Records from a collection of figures
——

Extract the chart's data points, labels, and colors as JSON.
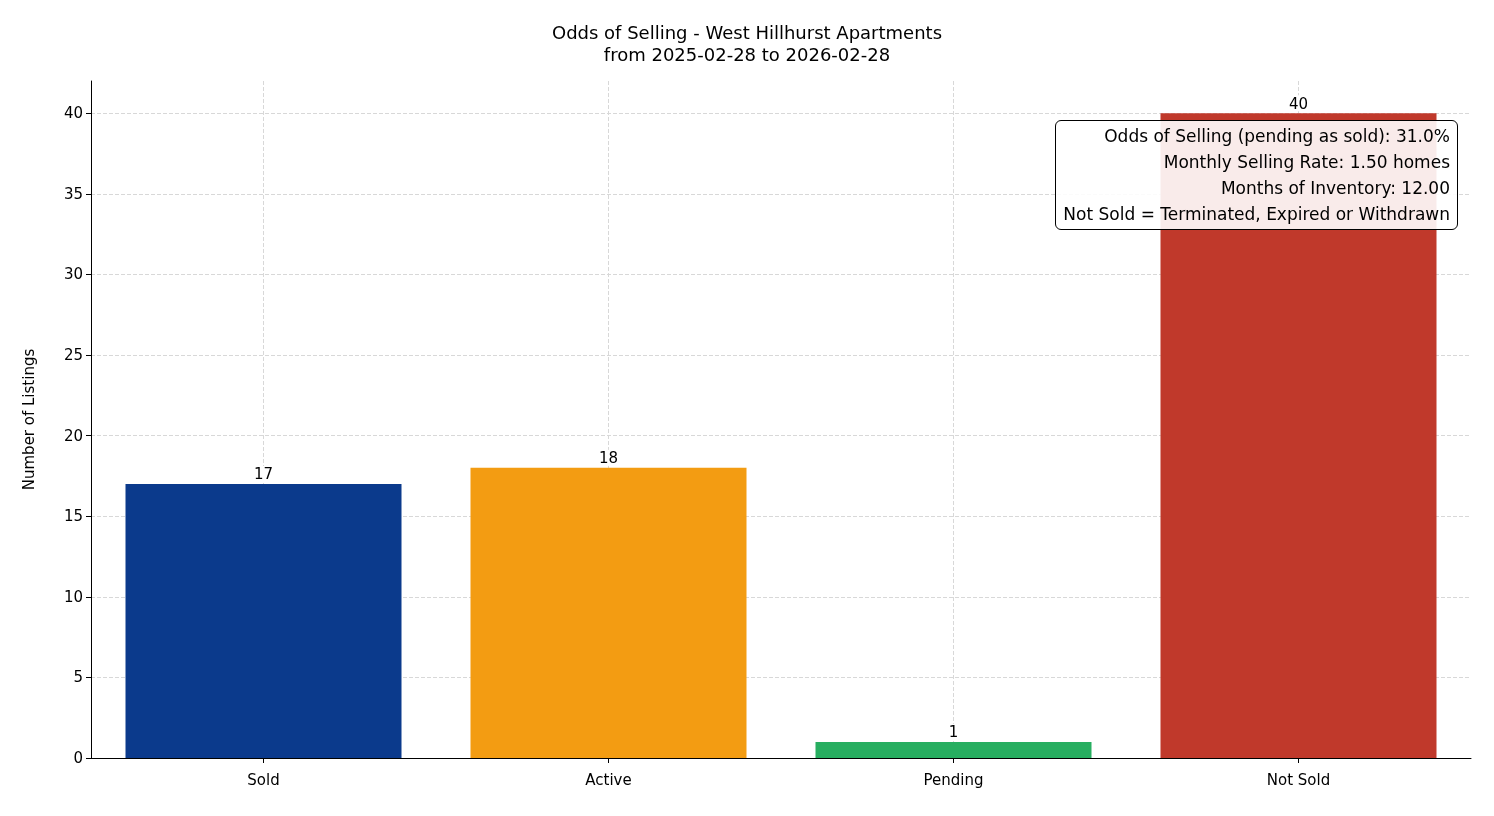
{
  "chart_data": {
    "type": "bar",
    "title": "Odds of Selling - West Hillhurst Apartments",
    "subtitle": "from 2025-02-28 to 2026-02-28",
    "ylabel": "Number of Listings",
    "categories": [
      "Sold",
      "Active",
      "Pending",
      "Not Sold"
    ],
    "values": [
      17,
      18,
      1,
      40
    ],
    "colors": [
      "#0b3a8c",
      "#f39c12",
      "#27ae60",
      "#c0392b"
    ],
    "ylim": [
      0,
      42
    ],
    "yticks": [
      0,
      5,
      10,
      15,
      20,
      25,
      30,
      35,
      40
    ],
    "grid": true,
    "data_labels": true,
    "annotations": [
      "Odds of Selling (pending as sold): 31.0%",
      "Monthly Selling Rate: 1.50 homes",
      "Months of Inventory: 12.00",
      "Not Sold = Terminated, Expired or Withdrawn"
    ]
  }
}
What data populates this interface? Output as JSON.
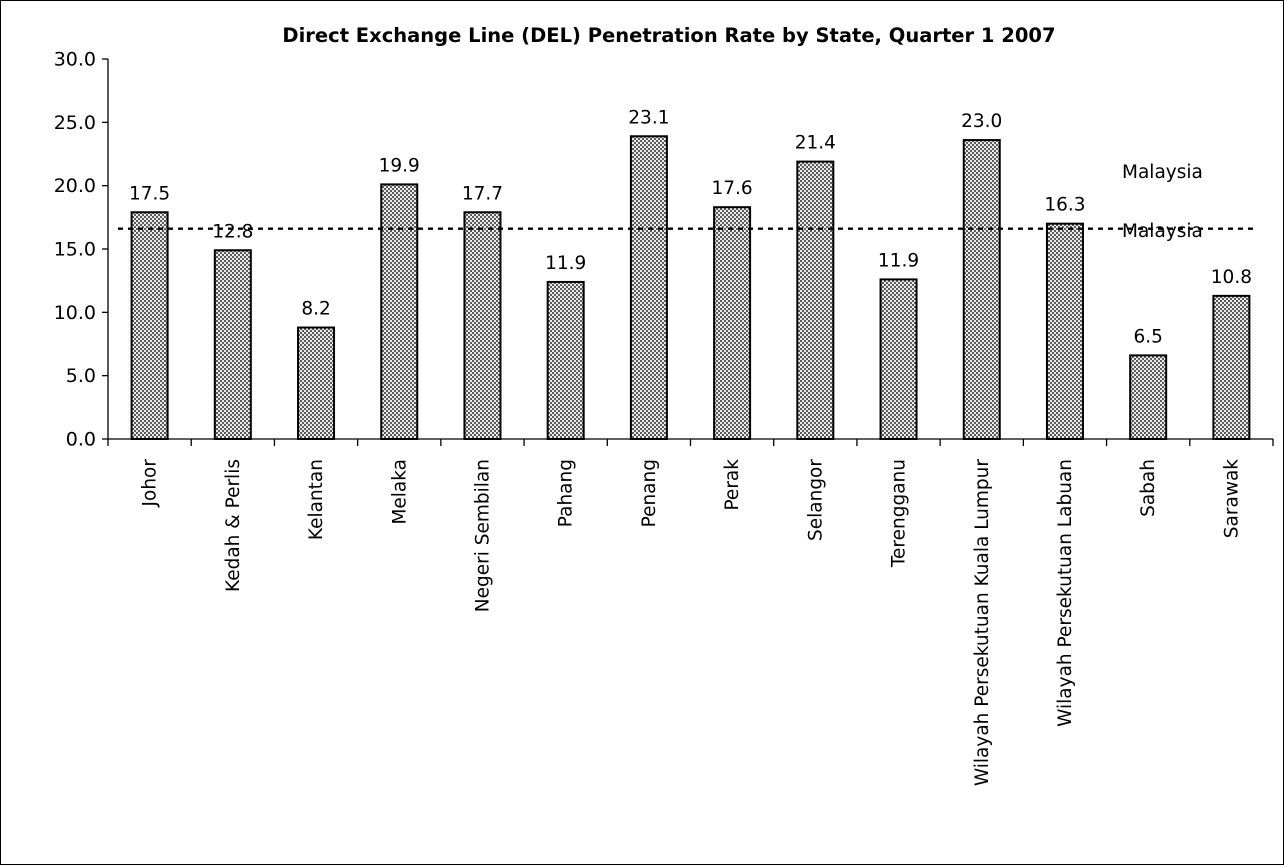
{
  "chart_data": {
    "type": "bar",
    "title": "Direct Exchange Line (DEL) Penetration Rate by State, Quarter 1 2007",
    "xlabel": "",
    "ylabel": "",
    "ylim": [
      0,
      30
    ],
    "yticks": [
      "0.0",
      "5.0",
      "10.0",
      "15.0",
      "20.0",
      "25.0",
      "30.0"
    ],
    "categories": [
      "Johor",
      "Kedah & Perlis",
      "Kelantan",
      "Melaka",
      "Negeri Sembilan",
      "Pahang",
      "Penang",
      "Perak",
      "Selangor",
      "Terengganu",
      "Wilayah Persekutuan Kuala Lumpur",
      "Wilayah Persekutuan Labuan",
      "Sabah",
      "Sarawak"
    ],
    "values": [
      17.5,
      12.8,
      8.2,
      19.9,
      17.7,
      11.9,
      23.1,
      17.6,
      21.4,
      11.9,
      23.0,
      16.3,
      6.5,
      10.8
    ],
    "bar_heights": [
      17.9,
      14.9,
      8.8,
      20.1,
      17.9,
      12.4,
      23.9,
      18.3,
      21.9,
      12.6,
      23.6,
      17.0,
      6.6,
      11.3
    ],
    "data_labels": [
      "17.5",
      "12.8",
      "8.2",
      "19.9",
      "17.7",
      "11.9",
      "23.1",
      "17.6",
      "21.4",
      "11.9",
      "23.0",
      "16.3",
      "6.5",
      "10.8"
    ],
    "reference_line": {
      "value": 16.6,
      "style": "dashed"
    },
    "reference_labels": [
      "Malaysia",
      "Malaysia"
    ],
    "grid": false,
    "legend": "none",
    "colors": {
      "bar_fill": "#ffffff",
      "bar_hatch": "#000000",
      "bar_stroke": "#000000",
      "text": "#000000"
    }
  }
}
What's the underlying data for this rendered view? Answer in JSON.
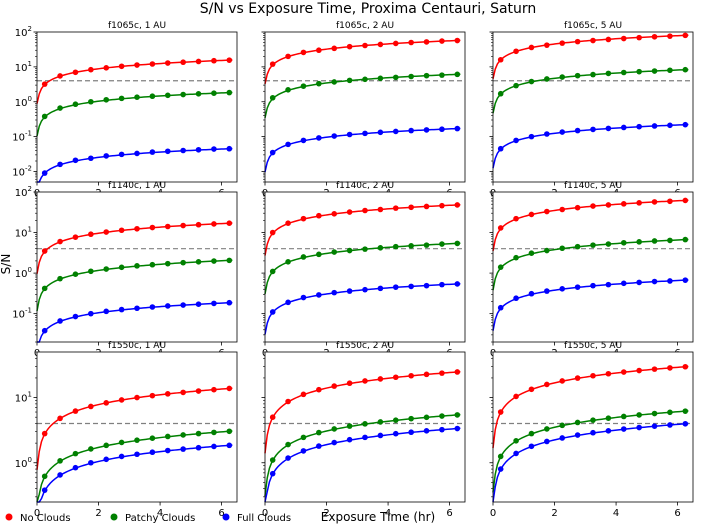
{
  "figure": {
    "title": "S/N vs Exposure Time, Proxima Centauri, Saturn",
    "xlabel": "Exposure Time (hr)",
    "ylabel": "S/N"
  },
  "legend": {
    "placement": "bottom-left",
    "entries": [
      {
        "label": "No Clouds",
        "color": "#ff0000"
      },
      {
        "label": "Patchy Clouds",
        "color": "#008000"
      },
      {
        "label": "Full Clouds",
        "color": "#0000ff"
      }
    ]
  },
  "chart_data": [
    {
      "type": "line",
      "title": "f1065c, 1 AU",
      "yscale": "log",
      "ylim": [
        0.005,
        100
      ],
      "xlim": [
        0,
        6.5
      ],
      "threshold": 4,
      "x": [
        0.25,
        0.75,
        1.25,
        1.75,
        2.25,
        2.75,
        3.25,
        3.75,
        4.25,
        4.75,
        5.25,
        5.75,
        6.25
      ],
      "xticks": [
        0,
        2,
        4,
        6
      ],
      "yticks": [
        0.01,
        0.1,
        1,
        10,
        100
      ],
      "ytick_labels": [
        "10^-2",
        "10^-1",
        "10^0",
        "10^1",
        "10^2"
      ],
      "series": [
        {
          "name": "No Clouds",
          "color": "#ff0000",
          "values": [
            3.2,
            5.5,
            7.0,
            8.3,
            9.4,
            10.4,
            11.3,
            12.1,
            12.9,
            13.6,
            14.3,
            15.0,
            15.6
          ]
        },
        {
          "name": "Patchy Clouds",
          "color": "#008000",
          "values": [
            0.38,
            0.66,
            0.85,
            1.0,
            1.14,
            1.25,
            1.35,
            1.44,
            1.53,
            1.61,
            1.69,
            1.76,
            1.83
          ]
        },
        {
          "name": "Full Clouds",
          "color": "#0000ff",
          "values": [
            0.009,
            0.016,
            0.021,
            0.024,
            0.028,
            0.031,
            0.033,
            0.036,
            0.038,
            0.04,
            0.042,
            0.044,
            0.045
          ]
        }
      ]
    },
    {
      "type": "line",
      "title": "f1065c, 2 AU",
      "yscale": "log",
      "ylim": [
        0.005,
        100
      ],
      "xlim": [
        0,
        6.5
      ],
      "threshold": 4,
      "x": [
        0.25,
        0.75,
        1.25,
        1.75,
        2.25,
        2.75,
        3.25,
        3.75,
        4.25,
        4.75,
        5.25,
        5.75,
        6.25
      ],
      "xticks": [
        0,
        2,
        4,
        6
      ],
      "yticks": [
        0.01,
        0.1,
        1,
        10,
        100
      ],
      "ytick_labels": [
        "",
        "",
        "",
        "",
        ""
      ],
      "series": [
        {
          "name": "No Clouds",
          "color": "#ff0000",
          "values": [
            12,
            20,
            26,
            30,
            34,
            38,
            41,
            44,
            47,
            50,
            52,
            55,
            57
          ]
        },
        {
          "name": "Patchy Clouds",
          "color": "#008000",
          "values": [
            1.3,
            2.2,
            2.8,
            3.3,
            3.7,
            4.1,
            4.4,
            4.7,
            5.0,
            5.3,
            5.6,
            5.8,
            6.1
          ]
        },
        {
          "name": "Full Clouds",
          "color": "#0000ff",
          "values": [
            0.035,
            0.06,
            0.078,
            0.092,
            0.104,
            0.115,
            0.124,
            0.133,
            0.141,
            0.149,
            0.156,
            0.163,
            0.17
          ]
        }
      ]
    },
    {
      "type": "line",
      "title": "f1065c, 5 AU",
      "yscale": "log",
      "ylim": [
        0.005,
        100
      ],
      "xlim": [
        0,
        6.5
      ],
      "threshold": 4,
      "x": [
        0.25,
        0.75,
        1.25,
        1.75,
        2.25,
        2.75,
        3.25,
        3.75,
        4.25,
        4.75,
        5.25,
        5.75,
        6.25
      ],
      "xticks": [
        0,
        2,
        4,
        6
      ],
      "yticks": [
        0.01,
        0.1,
        1,
        10,
        100
      ],
      "ytick_labels": [
        "",
        "",
        "",
        "",
        ""
      ],
      "series": [
        {
          "name": "No Clouds",
          "color": "#ff0000",
          "values": [
            16,
            28,
            36,
            42,
            48,
            53,
            57,
            61,
            65,
            69,
            73,
            76,
            80
          ]
        },
        {
          "name": "Patchy Clouds",
          "color": "#008000",
          "values": [
            1.7,
            2.9,
            3.8,
            4.5,
            5.1,
            5.6,
            6.0,
            6.5,
            6.9,
            7.3,
            7.6,
            8.0,
            8.3
          ]
        },
        {
          "name": "Full Clouds",
          "color": "#0000ff",
          "values": [
            0.045,
            0.078,
            0.1,
            0.119,
            0.135,
            0.149,
            0.161,
            0.172,
            0.183,
            0.193,
            0.202,
            0.211,
            0.22
          ]
        }
      ]
    },
    {
      "type": "line",
      "title": "f1140c, 1 AU",
      "yscale": "log",
      "ylim": [
        0.02,
        100
      ],
      "xlim": [
        0,
        6.5
      ],
      "threshold": 4,
      "x": [
        0.25,
        0.75,
        1.25,
        1.75,
        2.25,
        2.75,
        3.25,
        3.75,
        4.25,
        4.75,
        5.25,
        5.75,
        6.25
      ],
      "xticks": [
        0,
        2,
        4,
        6
      ],
      "yticks": [
        0.1,
        1,
        10,
        100
      ],
      "ytick_labels": [
        "10^-1",
        "10^0",
        "10^1",
        "10^2"
      ],
      "series": [
        {
          "name": "No Clouds",
          "color": "#ff0000",
          "values": [
            3.5,
            6.0,
            7.7,
            9.1,
            10.3,
            11.4,
            12.4,
            13.3,
            14.1,
            14.9,
            15.6,
            16.3,
            17.0
          ]
        },
        {
          "name": "Patchy Clouds",
          "color": "#008000",
          "values": [
            0.42,
            0.73,
            0.94,
            1.11,
            1.26,
            1.39,
            1.51,
            1.61,
            1.71,
            1.81,
            1.9,
            1.98,
            2.06
          ]
        },
        {
          "name": "Full Clouds",
          "color": "#0000ff",
          "values": [
            0.038,
            0.066,
            0.085,
            0.1,
            0.114,
            0.126,
            0.136,
            0.146,
            0.155,
            0.163,
            0.171,
            0.179,
            0.186
          ]
        }
      ]
    },
    {
      "type": "line",
      "title": "f1140c, 2 AU",
      "yscale": "log",
      "ylim": [
        0.02,
        100
      ],
      "xlim": [
        0,
        6.5
      ],
      "threshold": 4,
      "x": [
        0.25,
        0.75,
        1.25,
        1.75,
        2.25,
        2.75,
        3.25,
        3.75,
        4.25,
        4.75,
        5.25,
        5.75,
        6.25
      ],
      "xticks": [
        0,
        2,
        4,
        6
      ],
      "yticks": [
        0.1,
        1,
        10,
        100
      ],
      "ytick_labels": [
        "",
        "",
        "",
        ""
      ],
      "series": [
        {
          "name": "No Clouds",
          "color": "#ff0000",
          "values": [
            10,
            17,
            22,
            26,
            29,
            32,
            35,
            37,
            40,
            42,
            44,
            46,
            48
          ]
        },
        {
          "name": "Patchy Clouds",
          "color": "#008000",
          "values": [
            1.1,
            1.9,
            2.5,
            2.9,
            3.3,
            3.6,
            3.9,
            4.2,
            4.5,
            4.7,
            4.9,
            5.2,
            5.4
          ]
        },
        {
          "name": "Full Clouds",
          "color": "#0000ff",
          "values": [
            0.11,
            0.19,
            0.25,
            0.29,
            0.33,
            0.36,
            0.39,
            0.42,
            0.45,
            0.47,
            0.49,
            0.52,
            0.54
          ]
        }
      ]
    },
    {
      "type": "line",
      "title": "f1140c, 5 AU",
      "yscale": "log",
      "ylim": [
        0.02,
        100
      ],
      "xlim": [
        0,
        6.5
      ],
      "threshold": 4,
      "x": [
        0.25,
        0.75,
        1.25,
        1.75,
        2.25,
        2.75,
        3.25,
        3.75,
        4.25,
        4.75,
        5.25,
        5.75,
        6.25
      ],
      "xticks": [
        0,
        2,
        4,
        6
      ],
      "yticks": [
        0.1,
        1,
        10,
        100
      ],
      "ytick_labels": [
        "",
        "",
        "",
        ""
      ],
      "series": [
        {
          "name": "No Clouds",
          "color": "#ff0000",
          "values": [
            13,
            22,
            28,
            33,
            37,
            41,
            45,
            48,
            51,
            54,
            57,
            59,
            62
          ]
        },
        {
          "name": "Patchy Clouds",
          "color": "#008000",
          "values": [
            1.4,
            2.4,
            3.1,
            3.6,
            4.1,
            4.5,
            4.9,
            5.2,
            5.6,
            5.9,
            6.2,
            6.4,
            6.7
          ]
        },
        {
          "name": "Full Clouds",
          "color": "#0000ff",
          "values": [
            0.14,
            0.24,
            0.31,
            0.36,
            0.41,
            0.45,
            0.49,
            0.52,
            0.56,
            0.59,
            0.62,
            0.64,
            0.67
          ]
        }
      ]
    },
    {
      "type": "line",
      "title": "f1550c, 1 AU",
      "yscale": "log",
      "ylim": [
        0.25,
        50
      ],
      "xlim": [
        0,
        6.5
      ],
      "threshold": 4,
      "x": [
        0.25,
        0.75,
        1.25,
        1.75,
        2.25,
        2.75,
        3.25,
        3.75,
        4.25,
        4.75,
        5.25,
        5.75,
        6.25
      ],
      "xticks": [
        0,
        2,
        4,
        6
      ],
      "yticks": [
        1,
        10
      ],
      "ytick_labels": [
        "10^0",
        "10^1"
      ],
      "series": [
        {
          "name": "No Clouds",
          "color": "#ff0000",
          "values": [
            2.8,
            4.8,
            6.2,
            7.3,
            8.3,
            9.2,
            10.0,
            10.7,
            11.4,
            12.0,
            12.6,
            13.2,
            13.8
          ]
        },
        {
          "name": "Patchy Clouds",
          "color": "#008000",
          "values": [
            0.62,
            1.07,
            1.38,
            1.63,
            1.85,
            2.05,
            2.22,
            2.38,
            2.53,
            2.67,
            2.8,
            2.92,
            3.04
          ]
        },
        {
          "name": "Full Clouds",
          "color": "#0000ff",
          "values": [
            0.38,
            0.65,
            0.84,
            1.0,
            1.13,
            1.25,
            1.35,
            1.45,
            1.54,
            1.62,
            1.7,
            1.78,
            1.85
          ]
        }
      ]
    },
    {
      "type": "line",
      "title": "f1550c, 2 AU",
      "yscale": "log",
      "ylim": [
        0.25,
        50
      ],
      "xlim": [
        0,
        6.5
      ],
      "threshold": 4,
      "x": [
        0.25,
        0.75,
        1.25,
        1.75,
        2.25,
        2.75,
        3.25,
        3.75,
        4.25,
        4.75,
        5.25,
        5.75,
        6.25
      ],
      "xticks": [
        0,
        2,
        4,
        6
      ],
      "yticks": [
        1,
        10
      ],
      "ytick_labels": [
        "",
        ""
      ],
      "series": [
        {
          "name": "No Clouds",
          "color": "#ff0000",
          "values": [
            5.0,
            8.7,
            11.2,
            13.2,
            15.0,
            16.6,
            18.0,
            19.3,
            20.5,
            21.6,
            22.7,
            23.7,
            24.7
          ]
        },
        {
          "name": "Patchy Clouds",
          "color": "#008000",
          "values": [
            1.1,
            1.9,
            2.45,
            2.9,
            3.3,
            3.65,
            3.95,
            4.23,
            4.5,
            4.75,
            4.98,
            5.2,
            5.42
          ]
        },
        {
          "name": "Full Clouds",
          "color": "#0000ff",
          "values": [
            0.68,
            1.18,
            1.52,
            1.8,
            2.04,
            2.26,
            2.45,
            2.62,
            2.79,
            2.94,
            3.09,
            3.22,
            3.35
          ]
        }
      ]
    },
    {
      "type": "line",
      "title": "f1550c, 5 AU",
      "yscale": "log",
      "ylim": [
        0.25,
        50
      ],
      "xlim": [
        0,
        6.5
      ],
      "threshold": 4,
      "x": [
        0.25,
        0.75,
        1.25,
        1.75,
        2.25,
        2.75,
        3.25,
        3.75,
        4.25,
        4.75,
        5.25,
        5.75,
        6.25
      ],
      "xticks": [
        0,
        2,
        4,
        6
      ],
      "yticks": [
        1,
        10
      ],
      "ytick_labels": [
        "",
        ""
      ],
      "series": [
        {
          "name": "No Clouds",
          "color": "#ff0000",
          "values": [
            6.0,
            10.4,
            13.4,
            15.9,
            18.0,
            19.9,
            21.6,
            23.2,
            24.6,
            26.0,
            27.3,
            28.5,
            29.7
          ]
        },
        {
          "name": "Patchy Clouds",
          "color": "#008000",
          "values": [
            1.25,
            2.17,
            2.8,
            3.3,
            3.75,
            4.15,
            4.5,
            4.83,
            5.13,
            5.42,
            5.69,
            5.94,
            6.19
          ]
        },
        {
          "name": "Full Clouds",
          "color": "#0000ff",
          "values": [
            0.8,
            1.39,
            1.79,
            2.12,
            2.4,
            2.66,
            2.89,
            3.09,
            3.29,
            3.47,
            3.64,
            3.8,
            3.96
          ]
        }
      ]
    }
  ]
}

——

- **Request**:
Answer with one number: how many lines of the entries above include the word "Time".

- **Written response**:
2